(Work to do):
Give the data a second time, exactly and in full.

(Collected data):
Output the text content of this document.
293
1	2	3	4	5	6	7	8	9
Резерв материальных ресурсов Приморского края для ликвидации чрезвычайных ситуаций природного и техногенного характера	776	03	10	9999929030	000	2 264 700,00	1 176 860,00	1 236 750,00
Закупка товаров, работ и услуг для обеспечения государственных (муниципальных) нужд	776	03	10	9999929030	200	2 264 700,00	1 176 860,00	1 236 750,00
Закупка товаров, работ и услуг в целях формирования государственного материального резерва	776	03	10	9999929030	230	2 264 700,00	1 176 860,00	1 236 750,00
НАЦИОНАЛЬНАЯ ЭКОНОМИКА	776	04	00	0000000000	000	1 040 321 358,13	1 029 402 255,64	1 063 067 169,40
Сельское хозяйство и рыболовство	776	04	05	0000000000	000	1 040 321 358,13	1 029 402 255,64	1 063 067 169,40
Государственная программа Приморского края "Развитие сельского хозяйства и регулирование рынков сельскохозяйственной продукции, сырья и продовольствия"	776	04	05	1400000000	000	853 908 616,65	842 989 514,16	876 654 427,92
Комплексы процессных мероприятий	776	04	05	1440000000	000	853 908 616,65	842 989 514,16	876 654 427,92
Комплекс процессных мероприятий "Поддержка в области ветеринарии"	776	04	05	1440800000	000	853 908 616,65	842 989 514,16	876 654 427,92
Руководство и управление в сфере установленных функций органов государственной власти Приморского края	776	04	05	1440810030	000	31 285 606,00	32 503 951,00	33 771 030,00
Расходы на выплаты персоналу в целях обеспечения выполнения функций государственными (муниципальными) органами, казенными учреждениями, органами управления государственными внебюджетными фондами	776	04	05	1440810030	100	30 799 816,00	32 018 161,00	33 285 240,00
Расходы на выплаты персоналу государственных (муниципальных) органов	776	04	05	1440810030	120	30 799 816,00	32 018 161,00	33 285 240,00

(Task result):
Output the text content of this document.
293
1	2	3	4	5	6	7	8	9
Резерв материальных ресурсов Приморского края для ликвидации чрезвычайных ситуаций природного и техногенного характера	776	03	10	9999929030	000	2 264 700,00	1 176 860,00	1 236 750,00
Закупка товаров, работ и услуг для обеспечения государственных (муниципальных) нужд	776	03	10	9999929030	200	2 264 700,00	1 176 860,00	1 236 750,00
Закупка товаров, работ и услуг в целях формирования государственного материального резерва	776	03	10	9999929030	230	2 264 700,00	1 176 860,00	1 236 750,00
НАЦИОНАЛЬНАЯ ЭКОНОМИКА	776	04	00	0000000000	000	1 040 321 358,13	1 029 402 255,64	1 063 067 169,40
Сельское хозяйство и рыболовство	776	04	05	0000000000	000	1 040 321 358,13	1 029 402 255,64	1 063 067 169,40
Государственная программа Приморского края "Развитие сельского хозяйства и регулирование рынков сельскохозяйственной продукции, сырья и продовольствия"	776	04	05	1400000000	000	853 908 616,65	842 989 514,16	876 654 427,92
Комплексы процессных мероприятий	776	04	05	1440000000	000	853 908 616,65	842 989 514,16	876 654 427,92
Комплекс процессных мероприятий "Поддержка в области ветеринарии"	776	04	05	1440800000	000	853 908 616,65	842 989 514,16	876 654 427,92
Руководство и управление в сфере установленных функций органов государственной власти Приморского края	776	04	05	1440810030	000	31 285 606,00	32 503 951,00	33 771 030,00
Расходы на выплаты персоналу в целях обеспечения выполнения функций государственными (муниципальными) органами, казенными учреждениями, органами управления государственными внебюджетными фондами	776	04	05	1440810030	100	30 799 816,00	32 018 161,00	33 285 240,00
Расходы на выплаты персоналу государственных (муниципальных) органов	776	04	05	1440810030	120	30 799 816,00	32 018 161,00	33 285 240,00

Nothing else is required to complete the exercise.